• [Exercise brief] Return all lines below containing the word "tilida".

Recorded data
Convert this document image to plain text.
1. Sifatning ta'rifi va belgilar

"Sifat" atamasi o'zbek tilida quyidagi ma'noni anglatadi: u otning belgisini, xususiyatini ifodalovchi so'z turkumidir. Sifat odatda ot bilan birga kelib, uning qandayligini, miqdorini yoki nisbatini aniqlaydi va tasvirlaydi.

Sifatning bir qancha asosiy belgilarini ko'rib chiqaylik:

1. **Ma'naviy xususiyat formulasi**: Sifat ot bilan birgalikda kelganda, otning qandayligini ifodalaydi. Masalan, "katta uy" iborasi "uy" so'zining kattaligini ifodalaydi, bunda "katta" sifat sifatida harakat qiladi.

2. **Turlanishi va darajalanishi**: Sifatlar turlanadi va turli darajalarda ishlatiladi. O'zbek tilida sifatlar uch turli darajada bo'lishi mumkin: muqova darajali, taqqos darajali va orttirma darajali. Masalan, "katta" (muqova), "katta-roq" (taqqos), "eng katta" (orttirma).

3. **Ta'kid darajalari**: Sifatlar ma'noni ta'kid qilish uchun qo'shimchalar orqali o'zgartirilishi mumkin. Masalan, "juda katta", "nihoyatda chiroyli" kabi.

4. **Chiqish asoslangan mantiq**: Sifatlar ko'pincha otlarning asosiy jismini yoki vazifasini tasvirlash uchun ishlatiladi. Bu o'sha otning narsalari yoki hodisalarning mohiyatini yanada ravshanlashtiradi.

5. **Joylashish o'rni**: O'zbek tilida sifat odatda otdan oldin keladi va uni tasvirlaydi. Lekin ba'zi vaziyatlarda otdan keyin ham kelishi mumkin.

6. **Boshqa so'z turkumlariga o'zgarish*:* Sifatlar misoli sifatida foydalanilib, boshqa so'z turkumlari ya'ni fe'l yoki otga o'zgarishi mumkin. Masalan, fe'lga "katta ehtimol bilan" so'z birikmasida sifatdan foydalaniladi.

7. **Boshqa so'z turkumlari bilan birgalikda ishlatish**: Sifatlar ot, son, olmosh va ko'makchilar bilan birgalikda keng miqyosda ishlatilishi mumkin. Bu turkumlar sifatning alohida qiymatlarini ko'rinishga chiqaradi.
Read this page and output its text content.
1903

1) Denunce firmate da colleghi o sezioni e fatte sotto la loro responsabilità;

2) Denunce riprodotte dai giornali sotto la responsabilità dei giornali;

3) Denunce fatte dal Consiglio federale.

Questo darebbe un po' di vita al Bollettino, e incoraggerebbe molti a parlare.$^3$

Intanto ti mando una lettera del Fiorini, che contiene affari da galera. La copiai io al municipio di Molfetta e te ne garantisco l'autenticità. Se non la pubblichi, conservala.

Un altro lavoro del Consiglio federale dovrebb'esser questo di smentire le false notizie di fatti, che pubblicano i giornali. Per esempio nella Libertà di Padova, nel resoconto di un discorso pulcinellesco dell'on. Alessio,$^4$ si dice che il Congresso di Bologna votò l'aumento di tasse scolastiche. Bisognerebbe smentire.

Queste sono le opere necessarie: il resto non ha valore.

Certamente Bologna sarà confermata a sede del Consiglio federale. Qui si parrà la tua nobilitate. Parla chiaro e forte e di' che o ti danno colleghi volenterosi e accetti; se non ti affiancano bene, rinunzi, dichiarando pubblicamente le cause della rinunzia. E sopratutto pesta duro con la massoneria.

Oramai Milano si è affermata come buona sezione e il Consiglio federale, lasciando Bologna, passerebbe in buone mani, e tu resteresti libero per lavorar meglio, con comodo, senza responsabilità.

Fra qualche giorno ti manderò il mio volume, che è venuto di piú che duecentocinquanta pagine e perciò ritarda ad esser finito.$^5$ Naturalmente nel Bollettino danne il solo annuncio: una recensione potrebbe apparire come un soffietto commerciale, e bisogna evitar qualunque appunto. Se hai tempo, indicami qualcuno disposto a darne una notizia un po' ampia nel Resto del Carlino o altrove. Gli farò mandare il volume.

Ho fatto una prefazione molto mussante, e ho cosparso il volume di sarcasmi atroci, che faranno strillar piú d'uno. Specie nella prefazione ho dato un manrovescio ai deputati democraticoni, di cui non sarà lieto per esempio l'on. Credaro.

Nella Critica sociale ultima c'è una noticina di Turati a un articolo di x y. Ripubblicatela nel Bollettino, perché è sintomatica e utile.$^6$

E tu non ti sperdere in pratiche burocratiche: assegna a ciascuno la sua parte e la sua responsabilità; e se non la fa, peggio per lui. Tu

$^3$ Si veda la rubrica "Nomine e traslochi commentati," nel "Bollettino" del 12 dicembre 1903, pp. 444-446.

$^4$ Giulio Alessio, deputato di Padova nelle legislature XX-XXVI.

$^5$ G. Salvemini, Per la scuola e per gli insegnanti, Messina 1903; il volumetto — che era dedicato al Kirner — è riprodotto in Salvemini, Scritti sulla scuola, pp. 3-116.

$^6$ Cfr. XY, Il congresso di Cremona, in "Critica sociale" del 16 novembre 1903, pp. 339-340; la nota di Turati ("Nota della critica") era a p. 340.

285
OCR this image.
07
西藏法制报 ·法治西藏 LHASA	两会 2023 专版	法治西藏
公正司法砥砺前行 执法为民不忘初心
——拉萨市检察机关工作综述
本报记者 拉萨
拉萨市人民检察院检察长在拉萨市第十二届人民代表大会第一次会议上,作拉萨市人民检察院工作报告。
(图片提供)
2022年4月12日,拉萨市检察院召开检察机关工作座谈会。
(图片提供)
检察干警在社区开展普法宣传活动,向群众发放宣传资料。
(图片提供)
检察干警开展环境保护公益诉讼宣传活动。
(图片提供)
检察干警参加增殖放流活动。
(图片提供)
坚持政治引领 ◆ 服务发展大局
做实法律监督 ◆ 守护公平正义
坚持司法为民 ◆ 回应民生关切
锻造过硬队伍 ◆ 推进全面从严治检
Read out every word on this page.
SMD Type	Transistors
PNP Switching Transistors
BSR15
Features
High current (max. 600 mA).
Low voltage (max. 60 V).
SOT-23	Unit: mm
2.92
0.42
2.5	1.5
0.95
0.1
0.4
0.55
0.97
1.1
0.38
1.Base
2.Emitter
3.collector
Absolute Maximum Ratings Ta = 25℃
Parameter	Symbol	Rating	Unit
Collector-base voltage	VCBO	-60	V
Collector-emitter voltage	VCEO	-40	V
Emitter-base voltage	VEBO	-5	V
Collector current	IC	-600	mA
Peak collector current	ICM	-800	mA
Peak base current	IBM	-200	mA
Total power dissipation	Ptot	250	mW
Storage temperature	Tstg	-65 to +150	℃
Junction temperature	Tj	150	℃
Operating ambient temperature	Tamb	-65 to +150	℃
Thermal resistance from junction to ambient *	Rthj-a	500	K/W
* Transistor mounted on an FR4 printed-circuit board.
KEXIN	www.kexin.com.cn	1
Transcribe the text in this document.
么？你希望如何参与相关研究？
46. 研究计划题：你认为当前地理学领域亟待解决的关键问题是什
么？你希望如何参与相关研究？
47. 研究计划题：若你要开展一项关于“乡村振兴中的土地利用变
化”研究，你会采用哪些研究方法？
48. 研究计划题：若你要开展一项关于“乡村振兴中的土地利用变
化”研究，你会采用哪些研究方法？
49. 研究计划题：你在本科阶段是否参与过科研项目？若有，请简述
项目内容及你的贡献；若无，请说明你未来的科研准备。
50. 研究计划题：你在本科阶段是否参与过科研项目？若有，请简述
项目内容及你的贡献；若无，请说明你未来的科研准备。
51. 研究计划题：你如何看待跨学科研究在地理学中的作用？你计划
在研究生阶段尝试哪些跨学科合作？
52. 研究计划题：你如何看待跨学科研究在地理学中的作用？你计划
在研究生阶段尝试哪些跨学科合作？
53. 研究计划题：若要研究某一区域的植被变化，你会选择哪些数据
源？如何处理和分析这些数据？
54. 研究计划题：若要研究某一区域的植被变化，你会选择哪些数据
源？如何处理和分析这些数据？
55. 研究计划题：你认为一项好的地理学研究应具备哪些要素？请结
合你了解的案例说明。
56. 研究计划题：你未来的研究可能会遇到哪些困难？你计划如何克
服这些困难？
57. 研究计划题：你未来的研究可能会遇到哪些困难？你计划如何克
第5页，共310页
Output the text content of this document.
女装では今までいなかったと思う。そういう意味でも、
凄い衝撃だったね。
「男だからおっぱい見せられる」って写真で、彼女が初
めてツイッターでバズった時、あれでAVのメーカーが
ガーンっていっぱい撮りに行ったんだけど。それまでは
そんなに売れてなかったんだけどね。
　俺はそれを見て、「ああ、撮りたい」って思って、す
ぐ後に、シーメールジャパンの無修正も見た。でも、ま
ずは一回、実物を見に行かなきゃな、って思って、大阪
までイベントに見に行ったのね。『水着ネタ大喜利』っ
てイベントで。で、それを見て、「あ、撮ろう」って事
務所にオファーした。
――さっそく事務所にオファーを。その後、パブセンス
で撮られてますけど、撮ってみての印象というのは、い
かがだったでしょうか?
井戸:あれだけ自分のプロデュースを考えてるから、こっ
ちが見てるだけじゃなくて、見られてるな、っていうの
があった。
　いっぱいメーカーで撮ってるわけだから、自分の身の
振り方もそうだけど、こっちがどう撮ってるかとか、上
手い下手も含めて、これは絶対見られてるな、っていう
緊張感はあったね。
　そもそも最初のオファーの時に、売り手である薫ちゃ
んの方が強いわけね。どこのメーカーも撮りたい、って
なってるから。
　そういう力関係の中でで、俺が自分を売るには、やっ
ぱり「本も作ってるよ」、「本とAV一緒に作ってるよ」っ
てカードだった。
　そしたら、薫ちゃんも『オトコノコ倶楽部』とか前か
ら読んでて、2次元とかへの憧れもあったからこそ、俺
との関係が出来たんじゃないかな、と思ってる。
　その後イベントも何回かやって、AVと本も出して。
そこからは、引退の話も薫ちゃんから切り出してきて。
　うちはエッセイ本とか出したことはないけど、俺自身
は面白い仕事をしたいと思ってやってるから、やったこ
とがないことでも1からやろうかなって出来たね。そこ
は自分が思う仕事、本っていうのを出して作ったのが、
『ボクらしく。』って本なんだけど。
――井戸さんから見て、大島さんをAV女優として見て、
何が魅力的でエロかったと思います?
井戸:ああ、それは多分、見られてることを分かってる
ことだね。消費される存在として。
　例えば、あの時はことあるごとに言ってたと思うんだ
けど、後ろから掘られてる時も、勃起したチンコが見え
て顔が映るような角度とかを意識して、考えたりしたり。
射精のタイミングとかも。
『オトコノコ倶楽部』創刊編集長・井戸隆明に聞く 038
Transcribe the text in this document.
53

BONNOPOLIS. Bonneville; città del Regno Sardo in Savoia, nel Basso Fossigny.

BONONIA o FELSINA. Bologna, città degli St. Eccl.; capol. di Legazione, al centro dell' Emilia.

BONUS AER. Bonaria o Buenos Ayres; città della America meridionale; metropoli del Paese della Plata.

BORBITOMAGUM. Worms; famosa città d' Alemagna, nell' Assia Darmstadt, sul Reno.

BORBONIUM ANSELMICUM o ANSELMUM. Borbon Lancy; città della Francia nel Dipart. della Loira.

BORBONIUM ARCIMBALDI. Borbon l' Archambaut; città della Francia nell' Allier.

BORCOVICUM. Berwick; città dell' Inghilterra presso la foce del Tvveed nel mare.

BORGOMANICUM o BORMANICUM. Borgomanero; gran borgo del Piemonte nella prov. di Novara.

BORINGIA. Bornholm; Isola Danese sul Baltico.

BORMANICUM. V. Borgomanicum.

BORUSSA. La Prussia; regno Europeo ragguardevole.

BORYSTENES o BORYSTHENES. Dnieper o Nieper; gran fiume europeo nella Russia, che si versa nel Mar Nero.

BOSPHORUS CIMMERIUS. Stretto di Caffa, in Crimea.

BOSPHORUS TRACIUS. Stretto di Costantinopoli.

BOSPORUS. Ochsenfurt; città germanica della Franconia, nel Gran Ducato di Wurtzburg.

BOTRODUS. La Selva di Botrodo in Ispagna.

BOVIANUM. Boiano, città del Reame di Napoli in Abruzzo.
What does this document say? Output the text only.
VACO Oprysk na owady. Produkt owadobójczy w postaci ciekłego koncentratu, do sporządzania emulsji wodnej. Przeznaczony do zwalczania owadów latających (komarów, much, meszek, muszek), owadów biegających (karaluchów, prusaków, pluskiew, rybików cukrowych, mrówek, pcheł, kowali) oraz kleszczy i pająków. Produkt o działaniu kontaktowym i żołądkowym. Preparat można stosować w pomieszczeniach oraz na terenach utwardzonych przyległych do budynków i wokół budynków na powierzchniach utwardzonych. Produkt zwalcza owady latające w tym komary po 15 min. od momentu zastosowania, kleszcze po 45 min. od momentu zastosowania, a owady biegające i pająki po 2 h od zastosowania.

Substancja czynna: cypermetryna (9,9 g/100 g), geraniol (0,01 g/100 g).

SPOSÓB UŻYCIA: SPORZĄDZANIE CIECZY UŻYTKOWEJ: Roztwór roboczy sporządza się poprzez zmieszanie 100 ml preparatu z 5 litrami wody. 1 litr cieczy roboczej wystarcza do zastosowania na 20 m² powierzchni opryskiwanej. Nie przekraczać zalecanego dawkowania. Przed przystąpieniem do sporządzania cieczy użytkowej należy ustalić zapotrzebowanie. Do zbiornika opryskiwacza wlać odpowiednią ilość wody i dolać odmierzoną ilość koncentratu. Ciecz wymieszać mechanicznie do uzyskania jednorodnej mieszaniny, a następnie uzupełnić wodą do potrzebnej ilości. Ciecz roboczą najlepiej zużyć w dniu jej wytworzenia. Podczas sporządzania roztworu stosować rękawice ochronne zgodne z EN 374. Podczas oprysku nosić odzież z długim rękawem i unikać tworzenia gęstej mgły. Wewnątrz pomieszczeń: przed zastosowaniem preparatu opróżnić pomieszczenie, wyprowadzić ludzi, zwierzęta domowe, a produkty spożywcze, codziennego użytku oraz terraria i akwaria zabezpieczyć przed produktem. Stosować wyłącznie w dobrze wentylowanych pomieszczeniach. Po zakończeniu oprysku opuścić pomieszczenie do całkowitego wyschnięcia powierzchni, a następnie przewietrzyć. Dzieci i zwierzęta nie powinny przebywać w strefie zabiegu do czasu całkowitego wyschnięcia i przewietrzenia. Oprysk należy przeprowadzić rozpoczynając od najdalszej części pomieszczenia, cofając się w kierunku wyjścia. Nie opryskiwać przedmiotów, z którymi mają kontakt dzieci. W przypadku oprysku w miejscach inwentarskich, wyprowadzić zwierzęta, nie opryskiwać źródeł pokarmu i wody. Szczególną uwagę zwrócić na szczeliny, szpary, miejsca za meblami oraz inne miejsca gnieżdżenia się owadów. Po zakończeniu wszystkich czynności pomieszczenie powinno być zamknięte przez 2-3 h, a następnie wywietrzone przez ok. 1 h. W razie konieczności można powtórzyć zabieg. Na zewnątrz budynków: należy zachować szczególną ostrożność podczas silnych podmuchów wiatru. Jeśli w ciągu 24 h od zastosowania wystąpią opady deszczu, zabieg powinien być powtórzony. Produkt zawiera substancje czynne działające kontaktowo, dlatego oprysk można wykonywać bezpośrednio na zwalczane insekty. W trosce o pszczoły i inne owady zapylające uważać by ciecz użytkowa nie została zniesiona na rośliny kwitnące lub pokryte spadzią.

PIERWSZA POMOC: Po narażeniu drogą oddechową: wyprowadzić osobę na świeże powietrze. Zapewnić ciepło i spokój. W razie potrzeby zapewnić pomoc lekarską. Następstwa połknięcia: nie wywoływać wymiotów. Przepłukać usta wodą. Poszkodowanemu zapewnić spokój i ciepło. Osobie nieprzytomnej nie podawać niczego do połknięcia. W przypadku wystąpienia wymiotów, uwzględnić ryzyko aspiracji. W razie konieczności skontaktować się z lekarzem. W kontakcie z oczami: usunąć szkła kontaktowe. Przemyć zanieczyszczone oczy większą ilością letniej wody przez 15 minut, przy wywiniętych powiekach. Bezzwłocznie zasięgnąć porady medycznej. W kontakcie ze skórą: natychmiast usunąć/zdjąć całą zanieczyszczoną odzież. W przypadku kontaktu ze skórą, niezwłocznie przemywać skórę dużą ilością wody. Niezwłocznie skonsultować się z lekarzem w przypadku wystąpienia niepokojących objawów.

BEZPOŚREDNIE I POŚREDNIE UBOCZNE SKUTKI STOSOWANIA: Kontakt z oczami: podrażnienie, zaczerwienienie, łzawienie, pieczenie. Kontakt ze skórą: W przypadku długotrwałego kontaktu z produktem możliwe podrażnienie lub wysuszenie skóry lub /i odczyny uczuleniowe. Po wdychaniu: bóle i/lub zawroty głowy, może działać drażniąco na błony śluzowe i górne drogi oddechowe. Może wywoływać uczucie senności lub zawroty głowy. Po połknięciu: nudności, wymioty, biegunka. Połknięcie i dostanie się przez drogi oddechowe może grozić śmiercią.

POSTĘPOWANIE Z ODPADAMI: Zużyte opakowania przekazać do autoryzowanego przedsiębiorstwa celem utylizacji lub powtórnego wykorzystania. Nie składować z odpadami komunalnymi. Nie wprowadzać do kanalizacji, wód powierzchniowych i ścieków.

• [Response to the task]
"Sifat" atamasi o'zbek tilida quyidagi ma'noni anglatadi: u otning belgisini, xususiyatini ifodalovchi so'z turkumidir. Sifat odatda ot bilan birga kelib, uning qandayligini, miqdorini yoki nisbatini aniqlaydi va tasvirlaydi.
2. **Turlanishi va darajalanishi**: Sifatlar turlanadi va turli darajalarda ishlatiladi. O'zbek tilida sifatlar uch turli darajada bo'lishi mumkin: muqova darajali, taqqos darajali va orttirma darajali. Masalan, "katta" (muqova), "katta-roq" (taqqos), "eng katta" (orttirma).
5. **Joylashish o'rni**: O'zbek tilida sifat odatda otdan oldin keladi va uni tasvirlaydi. Lekin ba'zi vaziyatlarda otdan keyin ham kelishi mumkin.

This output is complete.